* BEGIN *

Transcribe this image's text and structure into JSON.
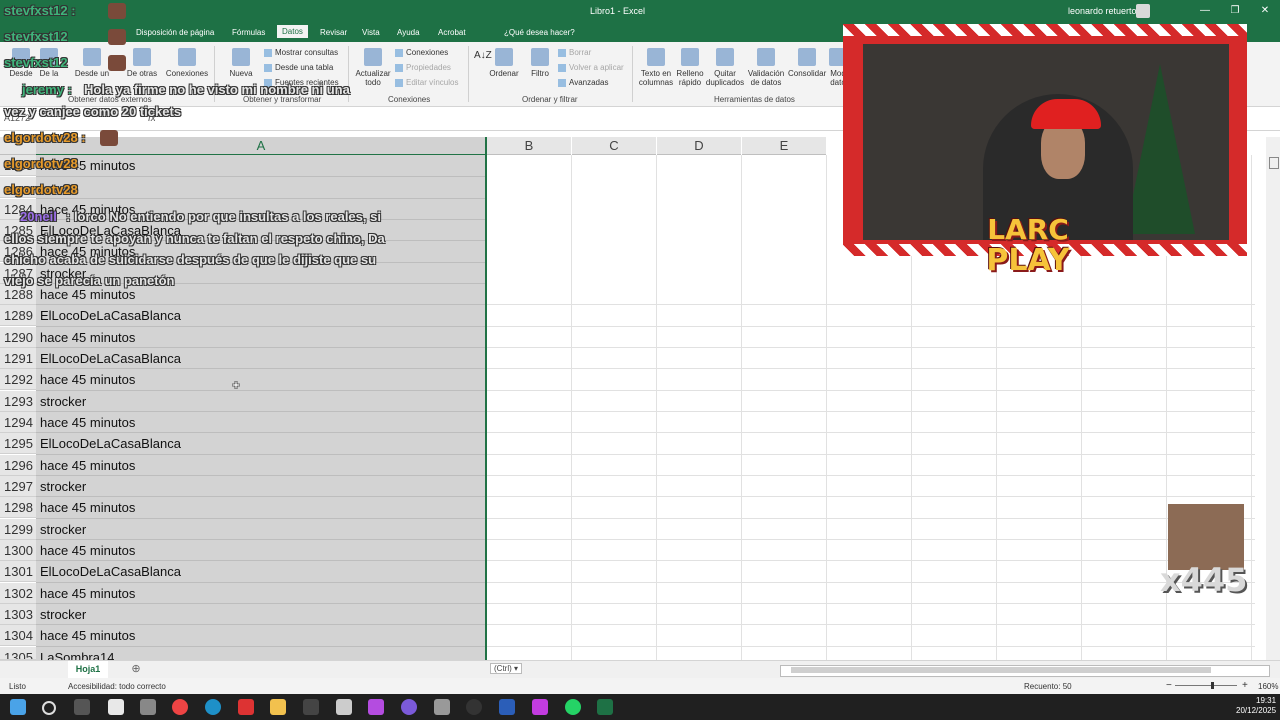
{
  "titlebar": {
    "title": "Libro1  -  Excel",
    "user": "leonardo retuerto",
    "minimize_icon": "—",
    "restore_icon": "❐",
    "close_icon": "✕"
  },
  "tabs": [
    {
      "label": "Disposición de página"
    },
    {
      "label": "Fórmulas"
    },
    {
      "label": "Datos",
      "active": true
    },
    {
      "label": "Revisar"
    },
    {
      "label": "Vista"
    },
    {
      "label": "Ayuda"
    },
    {
      "label": "Acrobat"
    },
    {
      "label": "¿Qué desea hacer?"
    }
  ],
  "ribbon": {
    "btn_desde": "Desde",
    "btn_de_la": "De la",
    "btn_desde_un": "Desde un",
    "btn_otras": "De otras",
    "btn_conexiones_exist": "Conexiones",
    "btn_nueva": "Nueva",
    "mostrar_consultas": "Mostrar consultas",
    "desde_tabla": "Desde una tabla",
    "fuentes_recientes": "Fuentes recientes",
    "btn_actualizar": "Actualizar",
    "btn_actualizar_2": "todo",
    "conexiones": "Conexiones",
    "propiedades": "Propiedades",
    "editar_vinculos": "Editar vínculos",
    "btn_ordenar": "Ordenar",
    "btn_filtro": "Filtro",
    "borrar": "Borrar",
    "volver_aplicar": "Volver a aplicar",
    "avanzadas": "Avanzadas",
    "btn_texto_columnas": "Texto en",
    "btn_texto_columnas_2": "columnas",
    "btn_relleno": "Relleno",
    "btn_relleno_2": "rápido",
    "btn_quitar": "Quitar",
    "btn_quitar_2": "duplicados",
    "btn_validacion": "Validación",
    "btn_validacion_2": "de datos",
    "btn_consolidar": "Consolidar",
    "btn_mod": "Mod",
    "btn_mod_2": "dato",
    "group_obtener_externos": "Obtener datos externos",
    "group_obtener_transformar": "Obtener y transformar",
    "group_conexiones": "Conexiones",
    "group_ordenar": "Ordenar y filtrar",
    "group_herramientas": "Herramientas de datos"
  },
  "formula_bar": {
    "name_box": "A1272",
    "fx": "fx"
  },
  "columns": [
    "A",
    "B",
    "C",
    "D",
    "E"
  ],
  "rows": [
    {
      "num": "1283",
      "value": "hace 45 minutos"
    },
    {
      "num": "",
      "value": ""
    },
    {
      "num": "1284",
      "value": "hace 45 minutos"
    },
    {
      "num": "1285",
      "value": "ElLocoDeLaCasaBlanca"
    },
    {
      "num": "1286",
      "value": "hace 45 minutos"
    },
    {
      "num": "1287",
      "value": "strocker"
    },
    {
      "num": "1288",
      "value": "hace 45 minutos"
    },
    {
      "num": "1289",
      "value": "ElLocoDeLaCasaBlanca"
    },
    {
      "num": "1290",
      "value": "hace 45 minutos"
    },
    {
      "num": "1291",
      "value": "ElLocoDeLaCasaBlanca"
    },
    {
      "num": "1292",
      "value": "hace 45 minutos"
    },
    {
      "num": "1293",
      "value": "strocker"
    },
    {
      "num": "1294",
      "value": "hace 45 minutos"
    },
    {
      "num": "1295",
      "value": "ElLocoDeLaCasaBlanca"
    },
    {
      "num": "1296",
      "value": "hace 45 minutos"
    },
    {
      "num": "1297",
      "value": "strocker"
    },
    {
      "num": "1298",
      "value": "hace 45 minutos"
    },
    {
      "num": "1299",
      "value": "strocker"
    },
    {
      "num": "1300",
      "value": "hace 45 minutos"
    },
    {
      "num": "1301",
      "value": "ElLocoDeLaCasaBlanca"
    },
    {
      "num": "1302",
      "value": "hace 45 minutos"
    },
    {
      "num": "1303",
      "value": "strocker"
    },
    {
      "num": "1304",
      "value": "hace 45 minutos"
    },
    {
      "num": "1305",
      "value": "LaSombra14"
    }
  ],
  "sheet": {
    "tab": "Hoja1",
    "add": "⊕",
    "paste_ctrl": "(Ctrl) ▾"
  },
  "status": {
    "ready": "Listo",
    "accessibility": "Accesibilidad: todo correcto",
    "count": "Recuento: 50",
    "zoom": "160%",
    "zoom_minus": "−",
    "zoom_plus": "+"
  },
  "clock": {
    "time": "19:31",
    "date": "20/12/2025"
  },
  "chat": {
    "user1": "stevfxst12 :",
    "user1b": "stevfxst12",
    "user2": "jeremy :",
    "msg2a": "Hola ya firme no he visto mi nombre ni una",
    "msg2b": "vez y canjee como 20 tickets",
    "user3": "elgordotv28 :",
    "user3b": "elgordotv28",
    "user3c": "elgordotv28",
    "user4": "20neil",
    "msg4a": ": lorco No entiendo por que insultas a los reales, si",
    "msg4b": "ellos siempre te apoyan y nunca te faltan el respeto chino, Da",
    "msg4c": "chicho acaba de suicidarse después de que le dijiste que su",
    "msg4d": "viejo se parecía un panetón"
  },
  "overlay": {
    "logo_line1": "LARC",
    "logo_line2": "PLAY",
    "meme_count": "x445"
  },
  "colors": {
    "excel_green": "#1e7145",
    "selection_gray": "#d3d3d3",
    "webcam_frame": "#d52a2a"
  }
}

* END *

Short task>
Omit the pictures and give the material again, exactly and in full.

Full response>
Transcribe this image's text and structure into JSON.
{
  "titlebar": {
    "title": "Libro1  -  Excel",
    "user": "leonardo retuerto",
    "minimize_icon": "—",
    "restore_icon": "❐",
    "close_icon": "✕"
  },
  "tabs": [
    {
      "label": "Disposición de página"
    },
    {
      "label": "Fórmulas"
    },
    {
      "label": "Datos",
      "active": true
    },
    {
      "label": "Revisar"
    },
    {
      "label": "Vista"
    },
    {
      "label": "Ayuda"
    },
    {
      "label": "Acrobat"
    },
    {
      "label": "¿Qué desea hacer?"
    }
  ],
  "ribbon": {
    "btn_desde": "Desde",
    "btn_de_la": "De la",
    "btn_desde_un": "Desde un",
    "btn_otras": "De otras",
    "btn_conexiones_exist": "Conexiones",
    "btn_nueva": "Nueva",
    "mostrar_consultas": "Mostrar consultas",
    "desde_tabla": "Desde una tabla",
    "fuentes_recientes": "Fuentes recientes",
    "btn_actualizar": "Actualizar",
    "btn_actualizar_2": "todo",
    "conexiones": "Conexiones",
    "propiedades": "Propiedades",
    "editar_vinculos": "Editar vínculos",
    "btn_ordenar": "Ordenar",
    "btn_filtro": "Filtro",
    "borrar": "Borrar",
    "volver_aplicar": "Volver a aplicar",
    "avanzadas": "Avanzadas",
    "btn_texto_columnas": "Texto en",
    "btn_texto_columnas_2": "columnas",
    "btn_relleno": "Relleno",
    "btn_relleno_2": "rápido",
    "btn_quitar": "Quitar",
    "btn_quitar_2": "duplicados",
    "btn_validacion": "Validación",
    "btn_validacion_2": "de datos",
    "btn_consolidar": "Consolidar",
    "btn_mod": "Mod",
    "btn_mod_2": "dato",
    "group_obtener_externos": "Obtener datos externos",
    "group_obtener_transformar": "Obtener y transformar",
    "group_conexiones": "Conexiones",
    "group_ordenar": "Ordenar y filtrar",
    "group_herramientas": "Herramientas de datos"
  },
  "formula_bar": {
    "name_box": "A1272",
    "fx": "fx"
  },
  "columns": [
    "A",
    "B",
    "C",
    "D",
    "E"
  ],
  "rows": [
    {
      "num": "1283",
      "value": "hace 45 minutos"
    },
    {
      "num": "",
      "value": ""
    },
    {
      "num": "1284",
      "value": "hace 45 minutos"
    },
    {
      "num": "1285",
      "value": "ElLocoDeLaCasaBlanca"
    },
    {
      "num": "1286",
      "value": "hace 45 minutos"
    },
    {
      "num": "1287",
      "value": "strocker"
    },
    {
      "num": "1288",
      "value": "hace 45 minutos"
    },
    {
      "num": "1289",
      "value": "ElLocoDeLaCasaBlanca"
    },
    {
      "num": "1290",
      "value": "hace 45 minutos"
    },
    {
      "num": "1291",
      "value": "ElLocoDeLaCasaBlanca"
    },
    {
      "num": "1292",
      "value": "hace 45 minutos"
    },
    {
      "num": "1293",
      "value": "strocker"
    },
    {
      "num": "1294",
      "value": "hace 45 minutos"
    },
    {
      "num": "1295",
      "value": "ElLocoDeLaCasaBlanca"
    },
    {
      "num": "1296",
      "value": "hace 45 minutos"
    },
    {
      "num": "1297",
      "value": "strocker"
    },
    {
      "num": "1298",
      "value": "hace 45 minutos"
    },
    {
      "num": "1299",
      "value": "strocker"
    },
    {
      "num": "1300",
      "value": "hace 45 minutos"
    },
    {
      "num": "1301",
      "value": "ElLocoDeLaCasaBlanca"
    },
    {
      "num": "1302",
      "value": "hace 45 minutos"
    },
    {
      "num": "1303",
      "value": "strocker"
    },
    {
      "num": "1304",
      "value": "hace 45 minutos"
    },
    {
      "num": "1305",
      "value": "LaSombra14"
    }
  ],
  "sheet": {
    "tab": "Hoja1",
    "add": "⊕",
    "paste_ctrl": "(Ctrl) ▾"
  },
  "status": {
    "ready": "Listo",
    "accessibility": "Accesibilidad: todo correcto",
    "count": "Recuento: 50",
    "zoom": "160%",
    "zoom_minus": "−",
    "zoom_plus": "+"
  },
  "clock": {
    "time": "19:31",
    "date": "20/12/2025"
  },
  "chat": {
    "user1": "stevfxst12 :",
    "user1b": "stevfxst12",
    "user2": "jeremy :",
    "msg2a": "Hola ya firme no he visto mi nombre ni una",
    "msg2b": "vez y canjee como 20 tickets",
    "user3": "elgordotv28 :",
    "user3b": "elgordotv28",
    "user3c": "elgordotv28",
    "user4": "20neil",
    "msg4a": ": lorco No entiendo por que insultas a los reales, si",
    "msg4b": "ellos siempre te apoyan y nunca te faltan el respeto chino, Da",
    "msg4c": "chicho acaba de suicidarse después de que le dijiste que su",
    "msg4d": "viejo se parecía un panetón"
  },
  "overlay": {
    "logo_line1": "LARC",
    "logo_line2": "PLAY",
    "meme_count": "x445"
  },
  "colors": {
    "excel_green": "#1e7145",
    "selection_gray": "#d3d3d3",
    "webcam_frame": "#d52a2a"
  }
}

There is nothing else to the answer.